**EXERCISE AIM:**
Extract the full listing below without altering a single character.

**Excerpt from a dataset:**
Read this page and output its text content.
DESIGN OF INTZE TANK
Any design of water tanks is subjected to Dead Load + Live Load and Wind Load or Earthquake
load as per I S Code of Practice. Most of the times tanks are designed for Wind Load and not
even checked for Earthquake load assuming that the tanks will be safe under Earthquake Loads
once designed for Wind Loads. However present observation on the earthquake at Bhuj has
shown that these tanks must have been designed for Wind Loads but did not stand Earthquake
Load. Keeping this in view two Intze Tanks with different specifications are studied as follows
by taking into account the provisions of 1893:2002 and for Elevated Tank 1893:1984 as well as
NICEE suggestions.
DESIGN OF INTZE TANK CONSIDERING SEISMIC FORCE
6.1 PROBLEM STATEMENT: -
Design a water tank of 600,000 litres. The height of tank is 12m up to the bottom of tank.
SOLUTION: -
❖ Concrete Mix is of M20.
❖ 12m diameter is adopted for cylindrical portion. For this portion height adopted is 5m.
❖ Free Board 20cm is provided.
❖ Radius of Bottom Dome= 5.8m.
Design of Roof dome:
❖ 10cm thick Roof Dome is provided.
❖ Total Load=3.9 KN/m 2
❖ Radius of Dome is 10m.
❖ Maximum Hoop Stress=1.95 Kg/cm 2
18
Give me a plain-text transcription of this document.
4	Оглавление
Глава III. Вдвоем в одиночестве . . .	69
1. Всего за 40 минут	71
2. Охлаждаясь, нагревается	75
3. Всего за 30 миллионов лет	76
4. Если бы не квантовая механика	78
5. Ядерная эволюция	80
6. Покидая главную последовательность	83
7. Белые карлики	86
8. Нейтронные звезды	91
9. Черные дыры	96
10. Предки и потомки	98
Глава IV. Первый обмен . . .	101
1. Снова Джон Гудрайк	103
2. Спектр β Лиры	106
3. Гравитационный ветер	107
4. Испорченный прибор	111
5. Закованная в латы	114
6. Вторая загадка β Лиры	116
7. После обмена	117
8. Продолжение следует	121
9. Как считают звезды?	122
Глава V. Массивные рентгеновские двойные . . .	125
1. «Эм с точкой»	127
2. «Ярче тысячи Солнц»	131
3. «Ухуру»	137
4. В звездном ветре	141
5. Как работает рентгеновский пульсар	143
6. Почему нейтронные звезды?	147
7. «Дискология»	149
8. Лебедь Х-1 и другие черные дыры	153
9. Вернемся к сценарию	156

**EXERCISE RESULT:**
Read this page and output its text content.
DESIGN OF INTZE TANK
Any design of water tanks is subjected to Dead Load + Live Load and Wind Load or Earthquake
load as per I S Code of Practice. Most of the times tanks are designed for Wind Load and not
even checked for Earthquake load assuming that the tanks will be safe under Earthquake Loads
once designed for Wind Loads. However present observation on the earthquake at Bhuj has
shown that these tanks must have been designed for Wind Loads but did not stand Earthquake
Load. Keeping this in view two Intze Tanks with different specifications are studied as follows
by taking into account the provisions of 1893:2002 and for Elevated Tank 1893:1984 as well as
NICEE suggestions.
DESIGN OF INTZE TANK CONSIDERING SEISMIC FORCE
6.1 PROBLEM STATEMENT: -
Design a water tank of 600,000 litres. The height of tank is 12m up to the bottom of tank.
SOLUTION: -
❖ Concrete Mix is of M20.
❖ 12m diameter is adopted for cylindrical portion. For this portion height adopted is 5m.
❖ Free Board 20cm is provided.
❖ Radius of Bottom Dome= 5.8m.
Design of Roof dome:
❖ 10cm thick Roof Dome is provided.
❖ Total Load=3.9 KN/m 2
❖ Radius of Dome is 10m.
❖ Maximum Hoop Stress=1.95 Kg/cm 2
18
Give me a plain-text transcription of this document.
4	Оглавление
Глава III. Вдвоем в одиночестве . . .	69
1. Всего за 40 минут	71
2. Охлаждаясь, нагревается	75
3. Всего за 30 миллионов лет	76
4. Если бы не квантовая механика	78
5. Ядерная эволюция	80
6. Покидая главную последовательность	83
7. Белые карлики	86
8. Нейтронные звезды	91
9. Черные дыры	96
10. Предки и потомки	98
Глава IV. Первый обмен . . .	101
1. Снова Джон Гудрайк	103
2. Спектр β Лиры	106
3. Гравитационный ветер	107
4. Испорченный прибор	111
5. Закованная в латы	114
6. Вторая загадка β Лиры	116
7. После обмена	117
8. Продолжение следует	121
9. Как считают звезды?	122
Глава V. Массивные рентгеновские двойные . . .	125
1. «Эм с точкой»	127
2. «Ярче тысячи Солнц»	131
3. «Ухуру»	137
4. В звездном ветре	141
5. Как работает рентгеновский пульсар	143
6. Почему нейтронные звезды?	147
7. «Дискология»	149
8. Лебедь Х-1 и другие черные дыры	153
9. Вернемся к сценарию	156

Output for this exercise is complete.